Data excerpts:
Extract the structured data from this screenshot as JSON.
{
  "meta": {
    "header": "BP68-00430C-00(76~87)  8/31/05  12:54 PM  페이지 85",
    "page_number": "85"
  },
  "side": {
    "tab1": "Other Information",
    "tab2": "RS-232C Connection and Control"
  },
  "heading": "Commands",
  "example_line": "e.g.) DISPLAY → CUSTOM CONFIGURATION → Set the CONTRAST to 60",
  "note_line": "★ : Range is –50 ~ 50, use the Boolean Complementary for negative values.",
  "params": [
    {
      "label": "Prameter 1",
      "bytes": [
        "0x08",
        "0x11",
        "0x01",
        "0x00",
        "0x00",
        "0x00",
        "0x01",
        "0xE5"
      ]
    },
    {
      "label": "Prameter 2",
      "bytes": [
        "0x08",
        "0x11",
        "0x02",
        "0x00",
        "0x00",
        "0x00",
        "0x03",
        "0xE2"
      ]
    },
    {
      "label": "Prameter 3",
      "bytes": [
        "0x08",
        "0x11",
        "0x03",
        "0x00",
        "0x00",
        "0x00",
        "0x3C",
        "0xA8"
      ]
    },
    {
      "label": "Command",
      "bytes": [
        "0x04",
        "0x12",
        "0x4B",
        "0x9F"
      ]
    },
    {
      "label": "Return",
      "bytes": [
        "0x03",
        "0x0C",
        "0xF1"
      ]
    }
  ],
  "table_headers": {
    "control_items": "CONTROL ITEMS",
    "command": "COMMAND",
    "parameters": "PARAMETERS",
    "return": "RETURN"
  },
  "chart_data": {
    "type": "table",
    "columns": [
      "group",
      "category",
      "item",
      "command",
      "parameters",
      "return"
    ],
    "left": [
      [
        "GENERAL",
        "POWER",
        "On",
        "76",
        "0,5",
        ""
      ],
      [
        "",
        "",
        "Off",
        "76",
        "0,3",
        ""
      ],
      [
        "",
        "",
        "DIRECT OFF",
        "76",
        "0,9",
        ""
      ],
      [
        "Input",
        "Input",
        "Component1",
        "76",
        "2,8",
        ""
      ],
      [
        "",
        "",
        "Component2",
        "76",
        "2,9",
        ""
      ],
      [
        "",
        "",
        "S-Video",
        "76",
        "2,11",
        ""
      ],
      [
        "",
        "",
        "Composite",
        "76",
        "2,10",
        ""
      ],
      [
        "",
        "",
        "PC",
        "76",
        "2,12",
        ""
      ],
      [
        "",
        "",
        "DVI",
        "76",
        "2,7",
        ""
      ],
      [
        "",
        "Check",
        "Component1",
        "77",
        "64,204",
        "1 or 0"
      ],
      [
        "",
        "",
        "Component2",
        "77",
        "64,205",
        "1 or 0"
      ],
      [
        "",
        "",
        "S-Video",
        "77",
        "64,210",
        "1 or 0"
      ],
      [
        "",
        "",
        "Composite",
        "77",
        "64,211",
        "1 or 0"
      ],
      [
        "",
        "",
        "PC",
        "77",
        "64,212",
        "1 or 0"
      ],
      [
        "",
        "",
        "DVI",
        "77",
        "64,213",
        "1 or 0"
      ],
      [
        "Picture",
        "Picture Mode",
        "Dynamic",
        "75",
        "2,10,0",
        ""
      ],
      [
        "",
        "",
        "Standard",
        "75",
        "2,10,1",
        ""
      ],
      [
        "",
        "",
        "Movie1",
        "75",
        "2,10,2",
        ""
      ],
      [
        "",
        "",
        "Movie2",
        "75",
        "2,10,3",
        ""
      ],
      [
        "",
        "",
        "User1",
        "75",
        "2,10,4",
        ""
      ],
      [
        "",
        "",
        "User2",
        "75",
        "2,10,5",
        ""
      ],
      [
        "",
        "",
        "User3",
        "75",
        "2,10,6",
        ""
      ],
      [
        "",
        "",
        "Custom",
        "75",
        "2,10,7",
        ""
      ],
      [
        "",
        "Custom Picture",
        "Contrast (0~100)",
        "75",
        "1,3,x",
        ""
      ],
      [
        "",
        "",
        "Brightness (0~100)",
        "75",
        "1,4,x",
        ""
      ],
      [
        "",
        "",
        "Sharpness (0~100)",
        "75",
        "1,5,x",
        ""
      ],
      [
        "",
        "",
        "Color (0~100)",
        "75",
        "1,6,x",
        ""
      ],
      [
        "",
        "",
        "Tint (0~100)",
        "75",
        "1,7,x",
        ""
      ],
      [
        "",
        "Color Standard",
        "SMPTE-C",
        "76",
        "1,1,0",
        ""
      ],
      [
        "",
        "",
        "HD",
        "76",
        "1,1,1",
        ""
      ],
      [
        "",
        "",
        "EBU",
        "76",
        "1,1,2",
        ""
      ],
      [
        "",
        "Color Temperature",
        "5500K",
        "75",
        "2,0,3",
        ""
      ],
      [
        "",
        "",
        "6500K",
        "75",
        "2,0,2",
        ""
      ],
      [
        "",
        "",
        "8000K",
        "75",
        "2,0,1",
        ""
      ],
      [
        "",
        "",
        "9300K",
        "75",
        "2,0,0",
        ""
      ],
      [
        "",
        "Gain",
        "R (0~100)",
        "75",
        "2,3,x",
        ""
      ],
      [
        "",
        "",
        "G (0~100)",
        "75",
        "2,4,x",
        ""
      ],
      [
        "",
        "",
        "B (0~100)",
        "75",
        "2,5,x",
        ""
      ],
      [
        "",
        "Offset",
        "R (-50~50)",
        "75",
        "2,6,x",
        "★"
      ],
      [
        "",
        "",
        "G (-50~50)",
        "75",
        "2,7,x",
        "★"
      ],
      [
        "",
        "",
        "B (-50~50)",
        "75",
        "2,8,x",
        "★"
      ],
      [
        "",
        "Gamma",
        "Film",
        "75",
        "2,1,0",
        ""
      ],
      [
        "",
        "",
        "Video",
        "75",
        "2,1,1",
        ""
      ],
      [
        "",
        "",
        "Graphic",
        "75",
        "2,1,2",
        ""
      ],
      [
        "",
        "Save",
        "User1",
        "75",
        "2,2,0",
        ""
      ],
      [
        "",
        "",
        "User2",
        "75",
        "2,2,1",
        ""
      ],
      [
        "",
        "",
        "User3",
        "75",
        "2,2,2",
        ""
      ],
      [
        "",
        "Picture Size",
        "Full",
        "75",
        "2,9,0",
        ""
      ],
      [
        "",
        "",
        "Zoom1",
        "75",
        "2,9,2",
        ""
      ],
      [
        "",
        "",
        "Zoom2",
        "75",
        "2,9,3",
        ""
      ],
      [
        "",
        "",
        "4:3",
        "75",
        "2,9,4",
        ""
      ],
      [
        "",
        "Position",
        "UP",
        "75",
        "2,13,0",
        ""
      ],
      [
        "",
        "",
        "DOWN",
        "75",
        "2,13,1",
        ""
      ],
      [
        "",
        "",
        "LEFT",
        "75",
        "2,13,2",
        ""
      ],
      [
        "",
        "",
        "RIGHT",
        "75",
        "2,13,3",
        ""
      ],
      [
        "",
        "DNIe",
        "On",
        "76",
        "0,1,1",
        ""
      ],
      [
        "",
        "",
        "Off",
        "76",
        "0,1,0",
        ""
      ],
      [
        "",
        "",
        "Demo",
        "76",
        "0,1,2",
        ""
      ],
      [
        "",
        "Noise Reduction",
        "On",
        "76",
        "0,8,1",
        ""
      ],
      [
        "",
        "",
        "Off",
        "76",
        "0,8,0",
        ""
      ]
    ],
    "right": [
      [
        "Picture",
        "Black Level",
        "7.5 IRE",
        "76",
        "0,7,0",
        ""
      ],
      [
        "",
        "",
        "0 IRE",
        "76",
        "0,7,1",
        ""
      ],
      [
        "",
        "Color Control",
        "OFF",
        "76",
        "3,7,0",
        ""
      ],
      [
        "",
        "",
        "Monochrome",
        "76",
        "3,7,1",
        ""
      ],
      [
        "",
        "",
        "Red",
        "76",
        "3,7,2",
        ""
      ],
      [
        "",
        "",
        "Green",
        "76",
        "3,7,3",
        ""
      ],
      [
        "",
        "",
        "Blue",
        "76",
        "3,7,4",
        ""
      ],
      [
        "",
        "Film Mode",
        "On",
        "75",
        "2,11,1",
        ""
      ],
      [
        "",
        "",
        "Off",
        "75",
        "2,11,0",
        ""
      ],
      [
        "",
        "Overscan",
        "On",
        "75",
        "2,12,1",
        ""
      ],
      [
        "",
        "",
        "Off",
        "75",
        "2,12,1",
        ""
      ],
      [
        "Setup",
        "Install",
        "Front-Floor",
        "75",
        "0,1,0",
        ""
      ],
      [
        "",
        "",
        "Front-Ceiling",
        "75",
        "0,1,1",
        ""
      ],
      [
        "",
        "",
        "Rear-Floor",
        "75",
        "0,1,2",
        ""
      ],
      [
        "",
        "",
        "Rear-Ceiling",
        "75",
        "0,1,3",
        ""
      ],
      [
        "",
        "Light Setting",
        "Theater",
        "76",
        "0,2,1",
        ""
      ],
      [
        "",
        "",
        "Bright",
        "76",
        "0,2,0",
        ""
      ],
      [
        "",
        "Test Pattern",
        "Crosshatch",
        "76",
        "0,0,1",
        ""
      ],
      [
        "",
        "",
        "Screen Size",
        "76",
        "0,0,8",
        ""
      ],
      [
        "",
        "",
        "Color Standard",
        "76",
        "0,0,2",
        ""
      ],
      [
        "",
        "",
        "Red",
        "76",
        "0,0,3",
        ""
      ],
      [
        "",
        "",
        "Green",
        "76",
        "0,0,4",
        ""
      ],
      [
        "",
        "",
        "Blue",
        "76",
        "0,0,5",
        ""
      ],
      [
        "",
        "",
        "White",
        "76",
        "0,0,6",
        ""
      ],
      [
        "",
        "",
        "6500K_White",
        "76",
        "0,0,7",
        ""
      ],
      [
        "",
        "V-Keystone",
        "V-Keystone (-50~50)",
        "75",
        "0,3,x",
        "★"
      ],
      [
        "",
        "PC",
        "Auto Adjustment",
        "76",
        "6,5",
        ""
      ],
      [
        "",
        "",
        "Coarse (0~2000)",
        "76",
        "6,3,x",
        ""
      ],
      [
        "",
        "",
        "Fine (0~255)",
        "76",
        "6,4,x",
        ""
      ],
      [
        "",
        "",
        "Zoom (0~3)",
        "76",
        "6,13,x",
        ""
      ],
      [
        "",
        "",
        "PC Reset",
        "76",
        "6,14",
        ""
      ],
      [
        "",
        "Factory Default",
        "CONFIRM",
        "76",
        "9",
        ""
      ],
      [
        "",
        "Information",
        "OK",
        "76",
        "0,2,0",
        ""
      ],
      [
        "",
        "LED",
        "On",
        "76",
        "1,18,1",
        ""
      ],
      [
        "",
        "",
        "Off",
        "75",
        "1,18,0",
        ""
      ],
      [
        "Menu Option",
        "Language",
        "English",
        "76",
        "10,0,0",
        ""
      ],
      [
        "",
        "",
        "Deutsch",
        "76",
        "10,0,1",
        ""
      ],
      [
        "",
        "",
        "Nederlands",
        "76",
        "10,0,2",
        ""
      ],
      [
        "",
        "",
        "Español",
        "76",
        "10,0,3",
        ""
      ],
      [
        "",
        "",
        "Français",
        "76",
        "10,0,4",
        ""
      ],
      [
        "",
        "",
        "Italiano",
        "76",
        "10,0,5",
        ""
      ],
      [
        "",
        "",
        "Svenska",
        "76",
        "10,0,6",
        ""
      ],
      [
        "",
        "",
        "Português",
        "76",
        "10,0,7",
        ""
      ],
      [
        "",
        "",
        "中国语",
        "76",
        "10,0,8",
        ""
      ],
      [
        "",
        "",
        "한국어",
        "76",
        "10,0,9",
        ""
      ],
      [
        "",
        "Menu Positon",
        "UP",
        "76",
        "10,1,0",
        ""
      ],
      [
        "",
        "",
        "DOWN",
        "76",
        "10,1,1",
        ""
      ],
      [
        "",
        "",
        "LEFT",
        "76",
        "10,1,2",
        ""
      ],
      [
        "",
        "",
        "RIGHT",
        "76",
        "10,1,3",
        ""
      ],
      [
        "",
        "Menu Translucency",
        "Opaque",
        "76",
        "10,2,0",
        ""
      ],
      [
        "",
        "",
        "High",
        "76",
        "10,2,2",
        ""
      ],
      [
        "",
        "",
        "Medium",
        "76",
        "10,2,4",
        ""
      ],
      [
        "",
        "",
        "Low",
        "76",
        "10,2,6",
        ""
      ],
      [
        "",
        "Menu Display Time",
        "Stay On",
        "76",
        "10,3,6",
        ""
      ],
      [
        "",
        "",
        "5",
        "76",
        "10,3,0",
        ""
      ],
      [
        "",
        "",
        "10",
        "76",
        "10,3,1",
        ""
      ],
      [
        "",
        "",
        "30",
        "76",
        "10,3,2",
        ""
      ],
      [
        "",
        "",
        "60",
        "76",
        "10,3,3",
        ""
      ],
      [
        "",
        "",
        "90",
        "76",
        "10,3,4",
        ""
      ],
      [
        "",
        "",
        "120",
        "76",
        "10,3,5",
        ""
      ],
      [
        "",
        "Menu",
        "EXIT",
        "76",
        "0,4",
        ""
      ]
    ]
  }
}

REQUIREMENT: Copy each line in the data that holds the word "Color".

RESPONSE:
        "Color (0~100)",
        "Color Standard",
        "Color Temperature",
        "Color Control",
        "Color Standard",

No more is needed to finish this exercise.